GESTELLTE AUFGABE 1: Prüfe, ob die folgenden Aussagen zum Text über Zinnerz aus dem Ostkongo zutreffen: (a) Madeleine Witanene hält den Zinnpreis für zu niedrig. (b) Viele Exportfirmen kaufen bereits das zertifizierte Zinnerz. (c) Etwa drei Prozent des weltweiten Zinnerzes liegen unter ostkongolesischer Erde. Antworte jeweils mit Ja oder Nein und zitiere die entscheidenden Worte des Textes.
GESTELLTE AUFGABE 2: Gib aus dem Text über Zinnerz aus dem Ostkongo wortgetreu wieder, was mit „Kostbares Pulver“ beginnt und bis einschließlich „Zinndosen und Blech.“ reicht.
GESTELLTE AUFGABE 3: Führe den Text über Zinnerz aus dem Ostkongo dort fort, wo er aufhört.
====== SEITENAUSZUG ======
Mehr Minen für bessere Preise
"Das System der Zurückverfolgbarkeit ist gut, aber der Zinn-Preis ist viel zu niedrig", sagt Madeleine Witanene, eine Zwischenhändlerin aus dem Dorf Niyabibwe. Bislang würden nur wenige Exportfirmen das teurere zertifizierte Zinnerz kaufen. Würden mehr Minen an dem Projekt teilnehmen, wäre die Mine wettbewerbsfähiger, sagt sie.
Kostbares Pulver
Rund drei Prozent des weltweiten Zinnerzes befinden sich unter ostkongolesischer Erde. Zerkleinert sieht es aus wie feines schwarzes Pulver. Unternehmen wie Philips aus den Niederlanden und Tata Steel aus Indien verwenden das konfliktfreie Zinn aus Kalimbi für Lampenfassungen, Zinndosen und Blech.
====== VORLIEGENDE DATENSÄTZE ======
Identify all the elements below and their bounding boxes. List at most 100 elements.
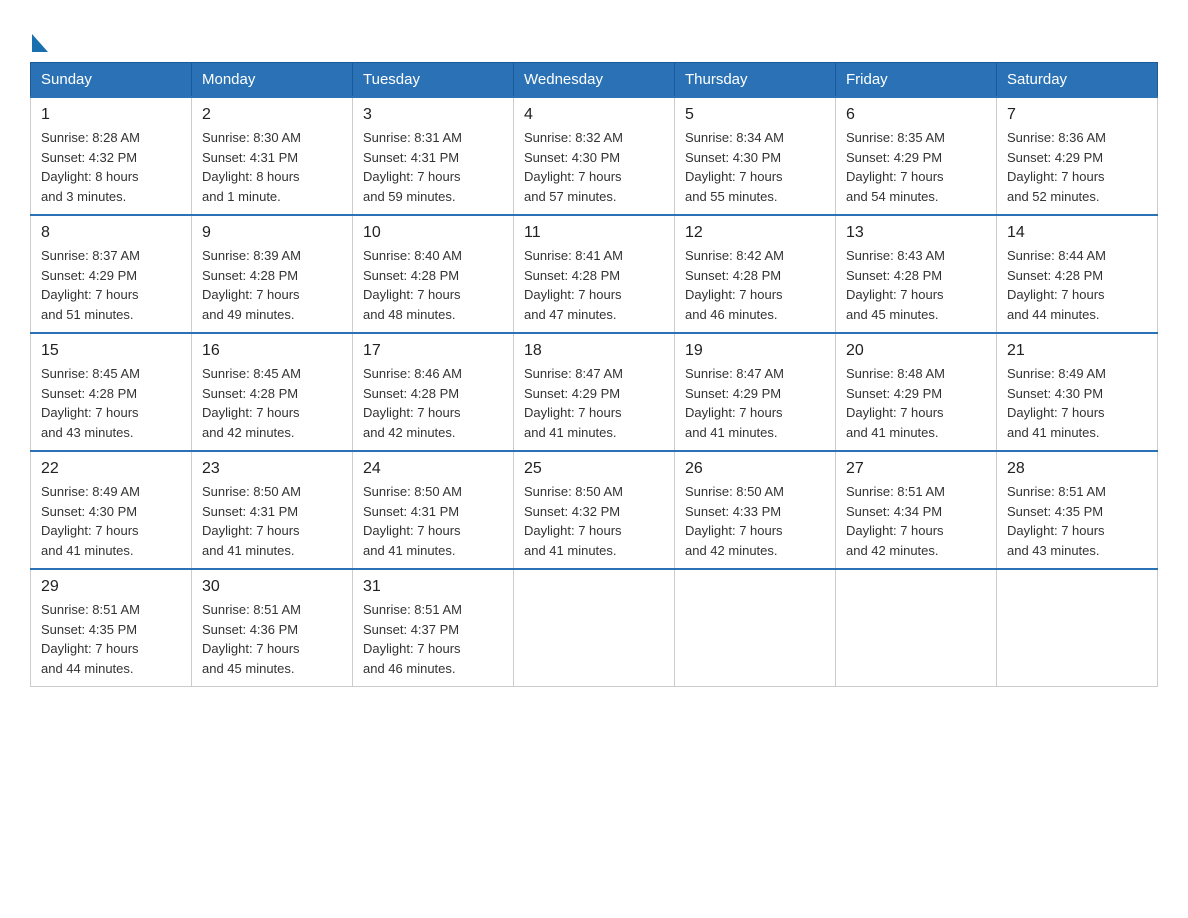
day-number: 9 <box>202 224 342 242</box>
day-info: Sunrise: 8:47 AMSunset: 4:29 PMDaylight:… <box>685 364 825 442</box>
calendar-day-cell: 17 Sunrise: 8:46 AMSunset: 4:28 PMDayligh… <box>353 333 514 451</box>
day-number: 5 <box>685 106 825 124</box>
day-number: 19 <box>685 342 825 360</box>
day-number: 21 <box>1007 342 1147 360</box>
calendar-day-cell: 12 Sunrise: 8:42 AMSunset: 4:28 PMDayligh… <box>675 215 836 333</box>
day-info: Sunrise: 8:34 AMSunset: 4:30 PMDaylight:… <box>685 128 825 206</box>
day-number: 22 <box>41 460 181 478</box>
weekday-header-tuesday: Tuesday <box>353 63 514 98</box>
calendar-empty-cell <box>997 569 1158 687</box>
day-info: Sunrise: 8:51 AMSunset: 4:35 PMDaylight:… <box>1007 482 1147 560</box>
day-number: 17 <box>363 342 503 360</box>
day-info: Sunrise: 8:51 AMSunset: 4:36 PMDaylight:… <box>202 600 342 678</box>
calendar-day-cell: 25 Sunrise: 8:50 AMSunset: 4:32 PMDayligh… <box>514 451 675 569</box>
day-info: Sunrise: 8:48 AMSunset: 4:29 PMDaylight:… <box>846 364 986 442</box>
calendar-empty-cell <box>836 569 997 687</box>
day-number: 14 <box>1007 224 1147 242</box>
calendar-day-cell: 4 Sunrise: 8:32 AMSunset: 4:30 PMDaylight… <box>514 97 675 215</box>
day-info: Sunrise: 8:44 AMSunset: 4:28 PMDaylight:… <box>1007 246 1147 324</box>
calendar-week-row: 8 Sunrise: 8:37 AMSunset: 4:29 PMDaylight… <box>31 215 1158 333</box>
calendar-day-cell: 16Sunrise: 8:45 AMSunset: 4:28 PMDayligh… <box>192 333 353 451</box>
day-number: 8 <box>41 224 181 242</box>
calendar-empty-cell <box>514 569 675 687</box>
calendar-day-cell: 20 Sunrise: 8:48 AMSunset: 4:29 PMDayligh… <box>836 333 997 451</box>
day-number: 11 <box>524 224 664 242</box>
day-number: 12 <box>685 224 825 242</box>
day-number: 18 <box>524 342 664 360</box>
day-number: 13 <box>846 224 986 242</box>
weekday-header-wednesday: Wednesday <box>514 63 675 98</box>
calendar-day-cell: 26 Sunrise: 8:50 AMSunset: 4:33 PMDayligh… <box>675 451 836 569</box>
day-info: Sunrise: 8:32 AMSunset: 4:30 PMDaylight:… <box>524 128 664 206</box>
calendar-day-cell: 22 Sunrise: 8:49 AMSunset: 4:30 PMDayligh… <box>31 451 192 569</box>
weekday-header-saturday: Saturday <box>997 63 1158 98</box>
calendar-day-cell: 19 Sunrise: 8:47 AMSunset: 4:29 PMDayligh… <box>675 333 836 451</box>
day-number: 20 <box>846 342 986 360</box>
day-info: Sunrise: 8:31 AMSunset: 4:31 PMDaylight:… <box>363 128 503 206</box>
day-info: Sunrise: 8:46 AMSunset: 4:28 PMDaylight:… <box>363 364 503 442</box>
day-info: Sunrise: 8:35 AMSunset: 4:29 PMDaylight:… <box>846 128 986 206</box>
day-number: 30 <box>202 578 342 596</box>
weekday-header-sunday: Sunday <box>31 63 192 98</box>
day-info: Sunrise: 8:45 AMSunset: 4:28 PMDaylight:… <box>202 364 342 442</box>
calendar-table: SundayMondayTuesdayWednesdayThursdayFrid… <box>30 62 1158 687</box>
day-info: Sunrise: 8:28 AMSunset: 4:32 PMDaylight:… <box>41 128 181 206</box>
calendar-day-cell: 21 Sunrise: 8:49 AMSunset: 4:30 PMDayligh… <box>997 333 1158 451</box>
day-number: 2 <box>202 106 342 124</box>
day-info: Sunrise: 8:41 AMSunset: 4:28 PMDaylight:… <box>524 246 664 324</box>
day-info: Sunrise: 8:39 AMSunset: 4:28 PMDaylight:… <box>202 246 342 324</box>
calendar-week-row: 22 Sunrise: 8:49 AMSunset: 4:30 PMDayligh… <box>31 451 1158 569</box>
calendar-week-row: 1 Sunrise: 8:28 AMSunset: 4:32 PMDaylight… <box>31 97 1158 215</box>
day-number: 6 <box>846 106 986 124</box>
calendar-day-cell: 2Sunrise: 8:30 AMSunset: 4:31 PMDaylight… <box>192 97 353 215</box>
day-info: Sunrise: 8:45 AMSunset: 4:28 PMDaylight:… <box>41 364 181 442</box>
calendar-day-cell: 27Sunrise: 8:51 AMSunset: 4:34 PMDayligh… <box>836 451 997 569</box>
day-info: Sunrise: 8:49 AMSunset: 4:30 PMDaylight:… <box>41 482 181 560</box>
calendar-day-cell: 15Sunrise: 8:45 AMSunset: 4:28 PMDayligh… <box>31 333 192 451</box>
weekday-header-friday: Friday <box>836 63 997 98</box>
day-info: Sunrise: 8:42 AMSunset: 4:28 PMDaylight:… <box>685 246 825 324</box>
day-number: 26 <box>685 460 825 478</box>
calendar-day-cell: 28 Sunrise: 8:51 AMSunset: 4:35 PMDayligh… <box>997 451 1158 569</box>
day-info: Sunrise: 8:50 AMSunset: 4:31 PMDaylight:… <box>202 482 342 560</box>
day-info: Sunrise: 8:36 AMSunset: 4:29 PMDaylight:… <box>1007 128 1147 206</box>
day-info: Sunrise: 8:50 AMSunset: 4:32 PMDaylight:… <box>524 482 664 560</box>
calendar-empty-cell <box>675 569 836 687</box>
calendar-header-row: SundayMondayTuesdayWednesdayThursdayFrid… <box>31 63 1158 98</box>
day-info: Sunrise: 8:49 AMSunset: 4:30 PMDaylight:… <box>1007 364 1147 442</box>
weekday-header-thursday: Thursday <box>675 63 836 98</box>
calendar-day-cell: 11 Sunrise: 8:41 AMSunset: 4:28 PMDayligh… <box>514 215 675 333</box>
day-number: 23 <box>202 460 342 478</box>
calendar-day-cell: 10Sunrise: 8:40 AMSunset: 4:28 PMDayligh… <box>353 215 514 333</box>
day-number: 29 <box>41 578 181 596</box>
day-info: Sunrise: 8:43 AMSunset: 4:28 PMDaylight:… <box>846 246 986 324</box>
day-number: 1 <box>41 106 181 124</box>
day-number: 10 <box>363 224 503 242</box>
day-info: Sunrise: 8:51 AMSunset: 4:35 PMDaylight:… <box>41 600 181 678</box>
calendar-day-cell: 29 Sunrise: 8:51 AMSunset: 4:35 PMDayligh… <box>31 569 192 687</box>
calendar-day-cell: 3 Sunrise: 8:31 AMSunset: 4:31 PMDaylight… <box>353 97 514 215</box>
calendar-day-cell: 1 Sunrise: 8:28 AMSunset: 4:32 PMDaylight… <box>31 97 192 215</box>
day-info: Sunrise: 8:51 AMSunset: 4:37 PMDaylight:… <box>363 600 503 678</box>
calendar-day-cell: 7Sunrise: 8:36 AMSunset: 4:29 PMDaylight… <box>997 97 1158 215</box>
calendar-week-row: 15Sunrise: 8:45 AMSunset: 4:28 PMDayligh… <box>31 333 1158 451</box>
day-number: 31 <box>363 578 503 596</box>
calendar-day-cell: 24Sunrise: 8:50 AMSunset: 4:31 PMDayligh… <box>353 451 514 569</box>
day-number: 25 <box>524 460 664 478</box>
day-number: 4 <box>524 106 664 124</box>
day-number: 28 <box>1007 460 1147 478</box>
day-info: Sunrise: 8:47 AMSunset: 4:29 PMDaylight:… <box>524 364 664 442</box>
calendar-day-cell: 6 Sunrise: 8:35 AMSunset: 4:29 PMDaylight… <box>836 97 997 215</box>
calendar-day-cell: 31 Sunrise: 8:51 AMSunset: 4:37 PMDayligh… <box>353 569 514 687</box>
day-info: Sunrise: 8:50 AMSunset: 4:31 PMDaylight:… <box>363 482 503 560</box>
day-number: 3 <box>363 106 503 124</box>
page-header <box>30 20 1158 52</box>
day-info: Sunrise: 8:50 AMSunset: 4:33 PMDaylight:… <box>685 482 825 560</box>
calendar-day-cell: 14 Sunrise: 8:44 AMSunset: 4:28 PMDayligh… <box>997 215 1158 333</box>
calendar-day-cell: 30 Sunrise: 8:51 AMSunset: 4:36 PMDayligh… <box>192 569 353 687</box>
calendar-day-cell: 5 Sunrise: 8:34 AMSunset: 4:30 PMDaylight… <box>675 97 836 215</box>
day-info: Sunrise: 8:37 AMSunset: 4:29 PMDaylight:… <box>41 246 181 324</box>
logo-arrow-icon <box>32 34 48 52</box>
calendar-week-row: 29 Sunrise: 8:51 AMSunset: 4:35 PMDayligh… <box>31 569 1158 687</box>
weekday-header-monday: Monday <box>192 63 353 98</box>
======
VERFASSTE ANTWORT 1:
(a) Ja: „der Zinn-Preis ist viel zu niedrig“
(b) Nein: „Bislang würden nur wenige Exportfirmen das teurere zertifizierte Zinnerz kaufen.“
(c) Ja: „Rund drei Prozent des weltweiten Zinnerzes befinden sich unter ostkongolesischer Erde.“

VERFASSTE ANTWORT 2:
Kostbares Pulver
Rund drei Prozent des weltweiten Zinnerzes befinden sich unter ostkongolesischer Erde. Zerkleinert sieht es aus wie feines schwarzes Pulver. Unternehmen wie Philips aus den Niederlanden und Tata Steel aus Indien verwenden das konfliktfreie Zinn aus Kalimbi für Lampenfassungen, Zinndosen und Blech.

VERFASSTE ANTWORT 3:
Ein Modell für andere Minen
Ob das Ettiketier-System erfolgreich die Gewalt im Zinn-Abbau eindämmt, hängt nun wesentlich davon ab, ob weitere Unternehmen bereit sind, das Projekt zu unterstützen. Nach der Niederlage der größten Miliz der Region, den M23-Rebellen, will ITRI das Ettikettier-System auch in Rubaya im Nordkivu einrichten. Viele weitere Minen stehen auf der Liste.